(FRAGMENTO DEL TEXTO):
Aunque desde la perspectiva de Kant el derecho a la independencia parece una mera restricción lateral a la acción, en clave contemporánea podría interpretarse como un derecho más robusto. En esta dirección, algunos autores proponen comprenderlo como un derecho a disponer de las condiciones necesarias para concebir y perseguir nuestros propios fines sin ser sometidos a la voluntad de terceros. Desde esta perspectiva, el derecho natural a la independencia sería un derecho a gozar de una esfera protegida de agencia personal para realizar planes de vida libremente escogidos (Valentini 2012; Montero 2016).

(LISTA DE FILAS):
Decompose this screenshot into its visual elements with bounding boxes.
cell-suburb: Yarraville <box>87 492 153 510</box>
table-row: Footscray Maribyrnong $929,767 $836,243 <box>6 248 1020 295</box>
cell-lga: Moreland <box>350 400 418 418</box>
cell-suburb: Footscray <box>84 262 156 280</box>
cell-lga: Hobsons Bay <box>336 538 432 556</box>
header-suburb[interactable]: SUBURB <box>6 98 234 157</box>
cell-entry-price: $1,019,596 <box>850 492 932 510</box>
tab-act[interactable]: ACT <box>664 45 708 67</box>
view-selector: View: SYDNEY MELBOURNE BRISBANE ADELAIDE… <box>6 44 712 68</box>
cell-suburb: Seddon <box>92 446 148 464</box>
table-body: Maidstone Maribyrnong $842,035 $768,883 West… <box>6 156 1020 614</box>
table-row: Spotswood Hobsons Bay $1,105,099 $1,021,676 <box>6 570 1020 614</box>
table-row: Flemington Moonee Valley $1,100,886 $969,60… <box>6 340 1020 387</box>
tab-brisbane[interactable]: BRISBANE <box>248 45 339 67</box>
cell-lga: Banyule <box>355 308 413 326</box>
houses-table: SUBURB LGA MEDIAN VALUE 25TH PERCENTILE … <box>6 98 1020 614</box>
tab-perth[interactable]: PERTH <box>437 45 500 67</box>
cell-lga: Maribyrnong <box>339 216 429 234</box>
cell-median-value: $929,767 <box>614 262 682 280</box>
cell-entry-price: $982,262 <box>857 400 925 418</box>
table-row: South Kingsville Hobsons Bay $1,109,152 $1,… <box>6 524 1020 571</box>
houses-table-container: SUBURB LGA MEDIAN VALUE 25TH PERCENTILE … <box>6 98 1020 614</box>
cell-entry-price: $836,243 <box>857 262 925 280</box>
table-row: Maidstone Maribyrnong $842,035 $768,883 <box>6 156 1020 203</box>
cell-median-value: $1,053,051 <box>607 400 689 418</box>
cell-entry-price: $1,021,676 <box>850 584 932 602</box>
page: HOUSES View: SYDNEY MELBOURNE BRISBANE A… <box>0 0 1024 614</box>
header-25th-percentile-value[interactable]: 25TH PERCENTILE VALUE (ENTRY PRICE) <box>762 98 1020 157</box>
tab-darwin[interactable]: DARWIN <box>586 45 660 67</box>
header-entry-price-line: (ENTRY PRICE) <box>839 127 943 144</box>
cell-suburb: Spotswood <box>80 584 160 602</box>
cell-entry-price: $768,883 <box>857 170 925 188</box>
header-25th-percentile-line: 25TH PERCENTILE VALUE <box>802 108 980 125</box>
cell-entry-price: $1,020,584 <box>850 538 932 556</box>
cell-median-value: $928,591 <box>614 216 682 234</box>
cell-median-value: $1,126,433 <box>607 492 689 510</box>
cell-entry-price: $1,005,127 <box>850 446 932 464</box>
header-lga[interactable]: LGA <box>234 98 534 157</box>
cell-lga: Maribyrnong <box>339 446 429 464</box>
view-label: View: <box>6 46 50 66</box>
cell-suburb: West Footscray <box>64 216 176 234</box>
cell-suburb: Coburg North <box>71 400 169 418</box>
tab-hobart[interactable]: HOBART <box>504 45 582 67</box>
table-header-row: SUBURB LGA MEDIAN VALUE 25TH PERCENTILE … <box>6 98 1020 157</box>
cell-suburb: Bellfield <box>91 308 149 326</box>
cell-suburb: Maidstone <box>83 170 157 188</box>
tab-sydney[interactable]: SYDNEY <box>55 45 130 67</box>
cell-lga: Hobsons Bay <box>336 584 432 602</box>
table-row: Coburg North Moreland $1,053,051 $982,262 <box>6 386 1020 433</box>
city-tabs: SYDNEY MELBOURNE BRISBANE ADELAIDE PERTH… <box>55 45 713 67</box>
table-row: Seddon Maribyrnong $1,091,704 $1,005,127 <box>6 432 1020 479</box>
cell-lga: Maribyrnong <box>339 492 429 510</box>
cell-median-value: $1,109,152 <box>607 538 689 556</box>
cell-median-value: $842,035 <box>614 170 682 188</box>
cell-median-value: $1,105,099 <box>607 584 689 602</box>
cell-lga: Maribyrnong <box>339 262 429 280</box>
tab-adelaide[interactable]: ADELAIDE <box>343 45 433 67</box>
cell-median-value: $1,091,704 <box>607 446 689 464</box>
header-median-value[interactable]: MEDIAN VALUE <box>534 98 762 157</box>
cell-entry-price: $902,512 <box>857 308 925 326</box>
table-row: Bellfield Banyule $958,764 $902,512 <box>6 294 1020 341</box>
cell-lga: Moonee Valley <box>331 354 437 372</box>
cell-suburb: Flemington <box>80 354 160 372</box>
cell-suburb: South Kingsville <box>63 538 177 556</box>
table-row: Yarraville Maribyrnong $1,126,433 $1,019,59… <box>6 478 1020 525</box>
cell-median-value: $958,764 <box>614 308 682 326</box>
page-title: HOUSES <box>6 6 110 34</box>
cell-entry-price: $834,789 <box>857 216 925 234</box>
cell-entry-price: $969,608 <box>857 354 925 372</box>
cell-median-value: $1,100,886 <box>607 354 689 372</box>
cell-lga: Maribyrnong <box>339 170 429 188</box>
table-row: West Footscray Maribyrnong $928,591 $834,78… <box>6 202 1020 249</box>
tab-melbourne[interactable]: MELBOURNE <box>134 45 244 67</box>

(TAREA BREVE):
Transcribe sin cambios el pasaje del fragmento sobre el derecho a la independencia: comienza en las palabras que contienen "Aunque desde la" y termina después de "2012; Montero 2016).". Las filas son un material independiente del fragmento.

(RESPUESTA COMPLETA):
Aunque desde la perspectiva de Kant el derecho a la independencia parece una mera restricción lateral a la acción, en clave contemporánea podría interpretarse como un derecho más robusto. En esta dirección, algunos autores proponen comprenderlo como un derecho a disponer de las condiciones necesarias para concebir y perseguir nuestros propios fines sin ser sometidos a la voluntad de terceros. Desde esta perspectiva, el derecho natural a la independencia sería un derecho a gozar de una esfera protegida de agencia personal para realizar planes de vida libremente escogidos (Valentini 2012; Montero 2016).